*Given request*
Without the pictures, repeat the listing character for character.

*Stored entries*
══════════

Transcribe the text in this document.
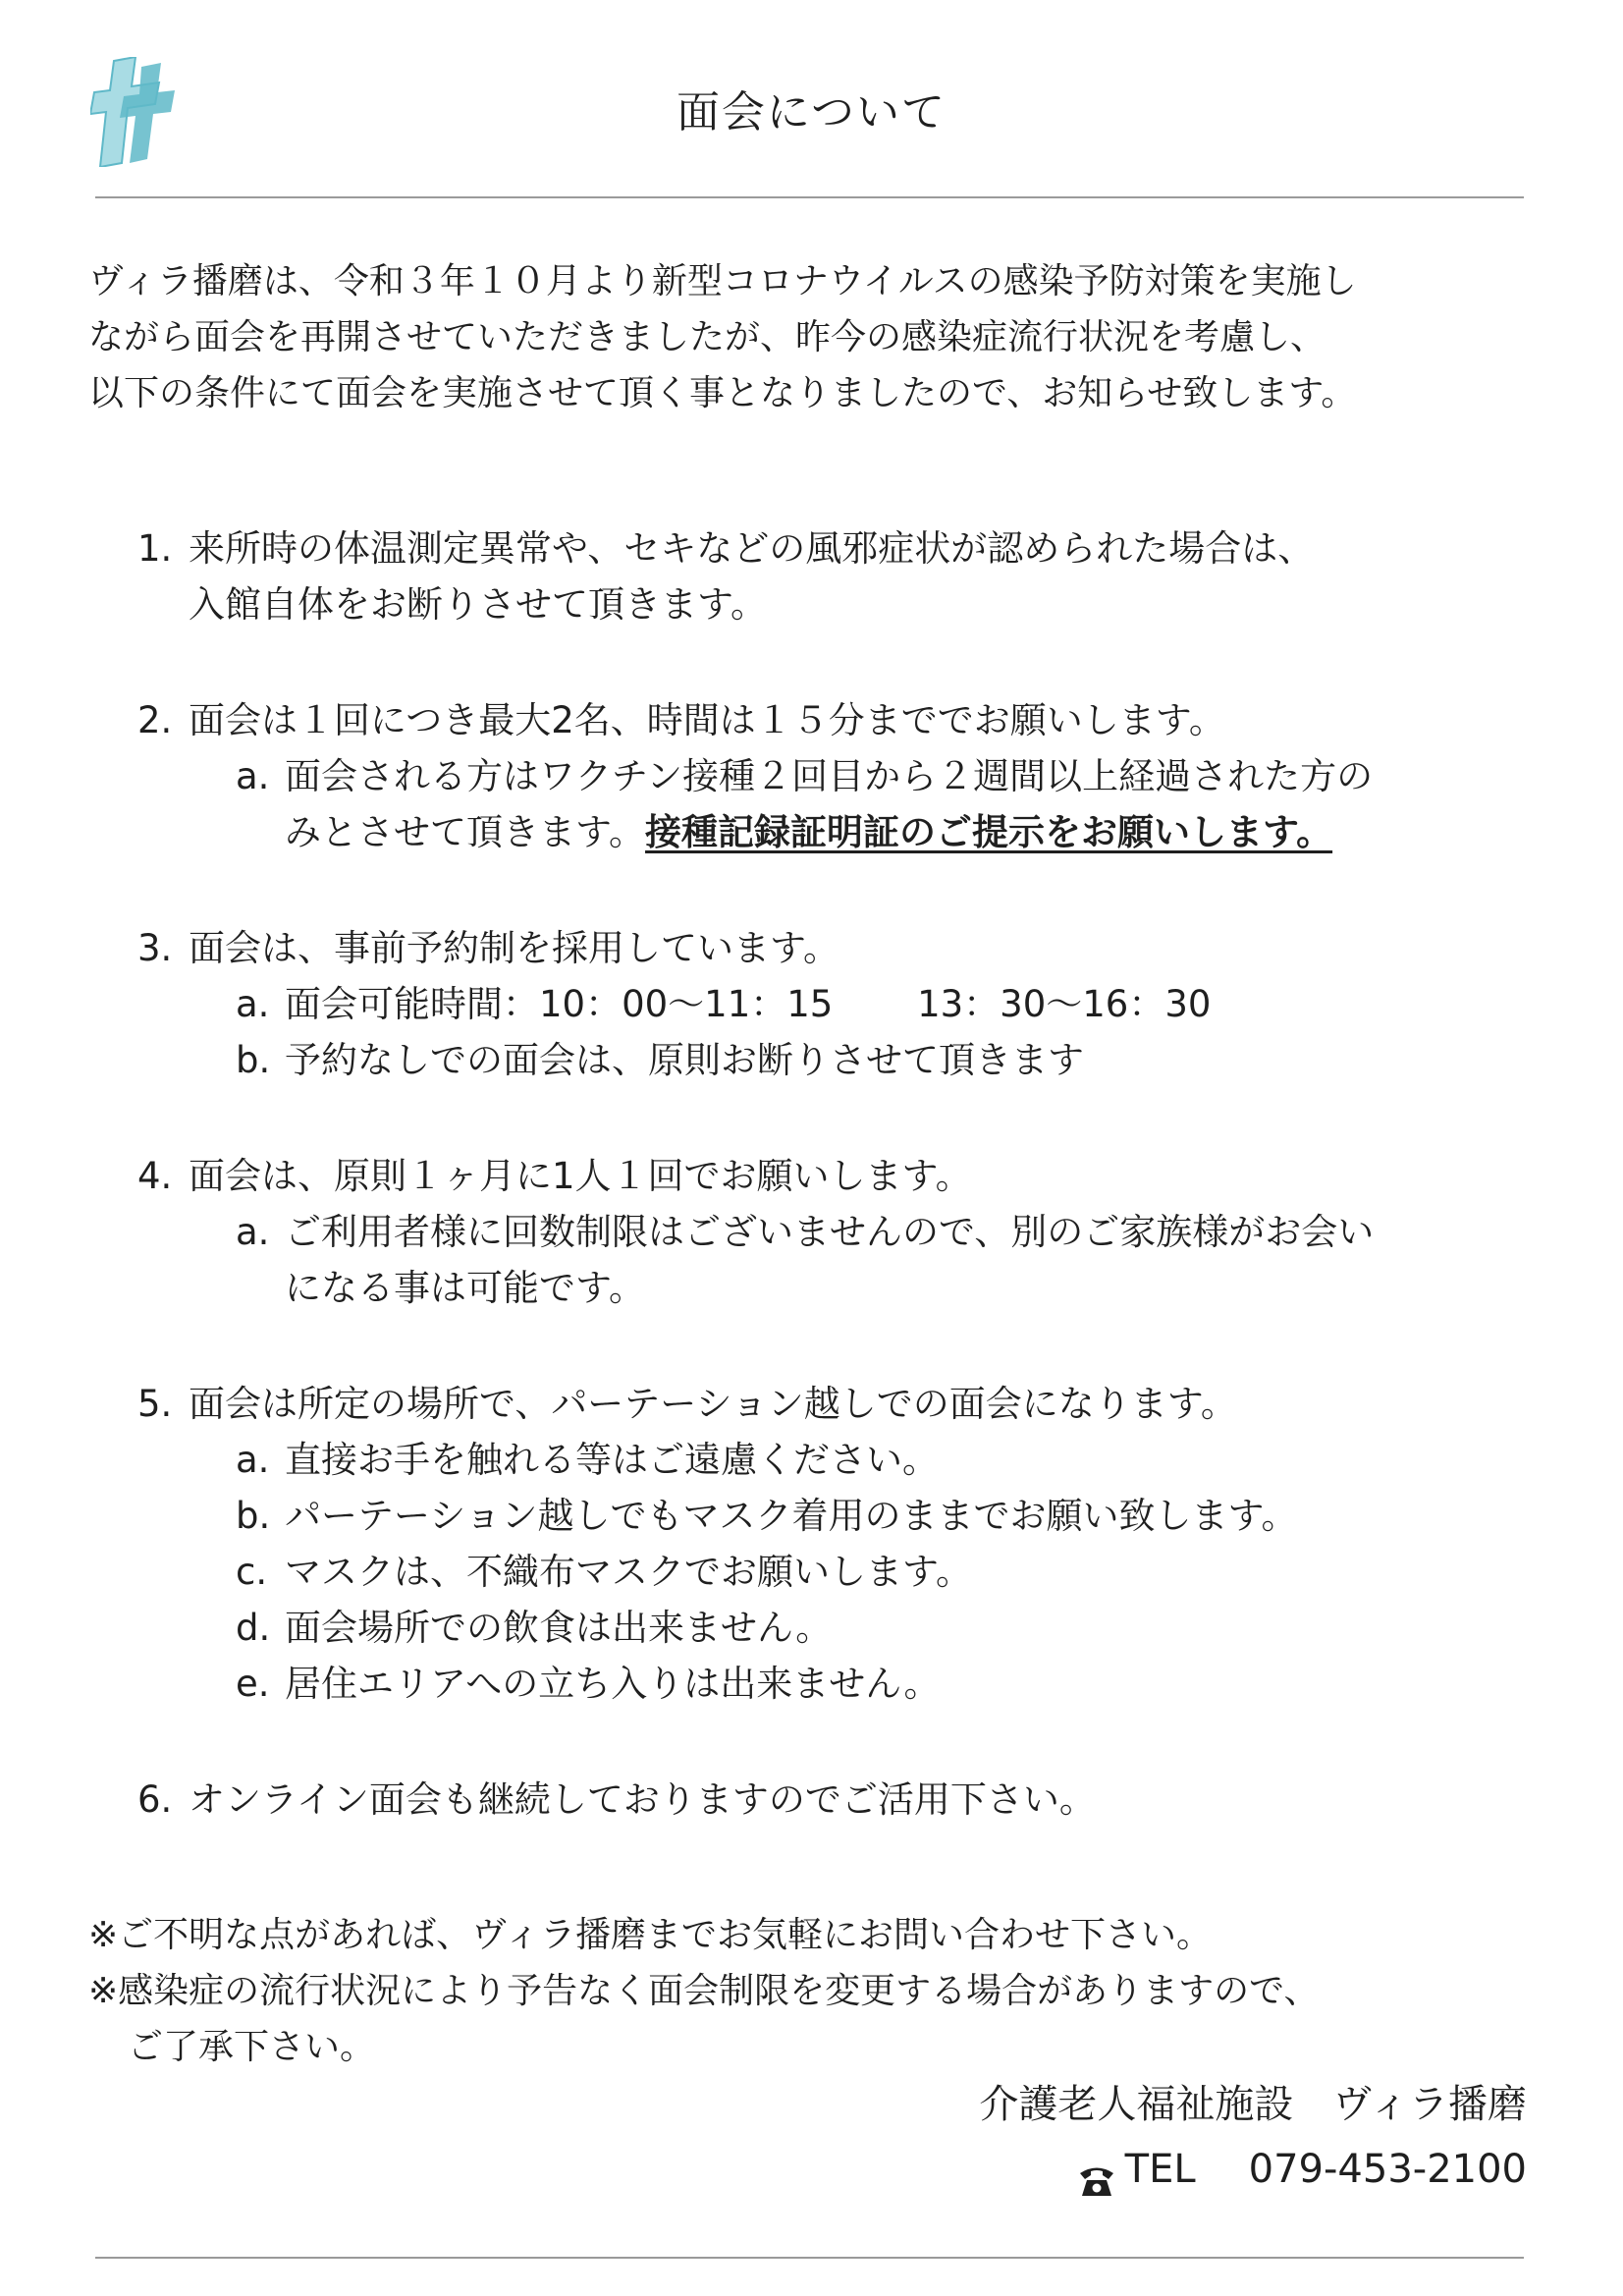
面会について

ヴィラ播磨は、令和３年１０月より新型コロナウイルスの感染予防対策を実施し

ながら面会を再開させていただきましたが、昨今の感染症流行状況を考慮し、

以下の条件にて面会を実施させて頂く事となりましたので、お知らせ致します。

1. 来所時の体温測定異常や、セキなどの風邪症状が認められた場合は、
入館自体をお断りさせて頂きます。
2. 面会は１回につき最大2名、時間は１５分まででお願いします。
a. 面会される方はワクチン接種２回目から２週間以上経過された方の
みとさせて頂きます。 接種記録証明証のご提示をお願いします。
3. 面会は、事前予約制を採用しています。
a. 面会可能時間：10：00～11：15　　 13：30～16：30
b. 予約なしでの面会は、原則お断りさせて頂きます
4. 面会は、原則１ヶ月に1人１回でお願いします。
a. ご利用者様に回数制限はございませんので、別のご家族様がお会い
になる事は可能です。
5. 面会は所定の場所で、パーテーション越しでの面会になります。
a. 直接お手を触れる等はご遠慮ください。
b. パーテーション越しでもマスク着用のままでお願い致します。
c. マスクは、不織布マスクでお願いします。
d. 面会場所での飲食は出来ません。
e. 居住エリアへの立ち入りは出来ません。
6. オンライン面会も継続しておりますのでご活用下さい。

※ご不明な点があれば、ヴィラ播磨までお気軽にお問い合わせ下さい。

※感染症の流行状況により予告なく面会制限を変更する場合がありますので、

ご了承下さい。

介護老人福祉施設　ヴィラ播磨
TEL 079-453-2100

══════════

*Result of the exercise*
Transcribe the text in this document.
面会について

ヴィラ播磨は、令和３年１０月より新型コロナウイルスの感染予防対策を実施し

ながら面会を再開させていただきましたが、昨今の感染症流行状況を考慮し、

以下の条件にて面会を実施させて頂く事となりましたので、お知らせ致します。

1. 来所時の体温測定異常や、セキなどの風邪症状が認められた場合は、
入館自体をお断りさせて頂きます。
2. 面会は１回につき最大2名、時間は１５分まででお願いします。
a. 面会される方はワクチン接種２回目から２週間以上経過された方の
みとさせて頂きます。 接種記録証明証のご提示をお願いします。
3. 面会は、事前予約制を採用しています。
a. 面会可能時間：10：00～11：15　　 13：30～16：30
b. 予約なしでの面会は、原則お断りさせて頂きます
4. 面会は、原則１ヶ月に1人１回でお願いします。
a. ご利用者様に回数制限はございませんので、別のご家族様がお会い
になる事は可能です。
5. 面会は所定の場所で、パーテーション越しでの面会になります。
a. 直接お手を触れる等はご遠慮ください。
b. パーテーション越しでもマスク着用のままでお願い致します。
c. マスクは、不織布マスクでお願いします。
d. 面会場所での飲食は出来ません。
e. 居住エリアへの立ち入りは出来ません。
6. オンライン面会も継続しておりますのでご活用下さい。

※ご不明な点があれば、ヴィラ播磨までお気軽にお問い合わせ下さい。

※感染症の流行状況により予告なく面会制限を変更する場合がありますので、

ご了承下さい。

介護老人福祉施設　ヴィラ播磨
TEL 079-453-2100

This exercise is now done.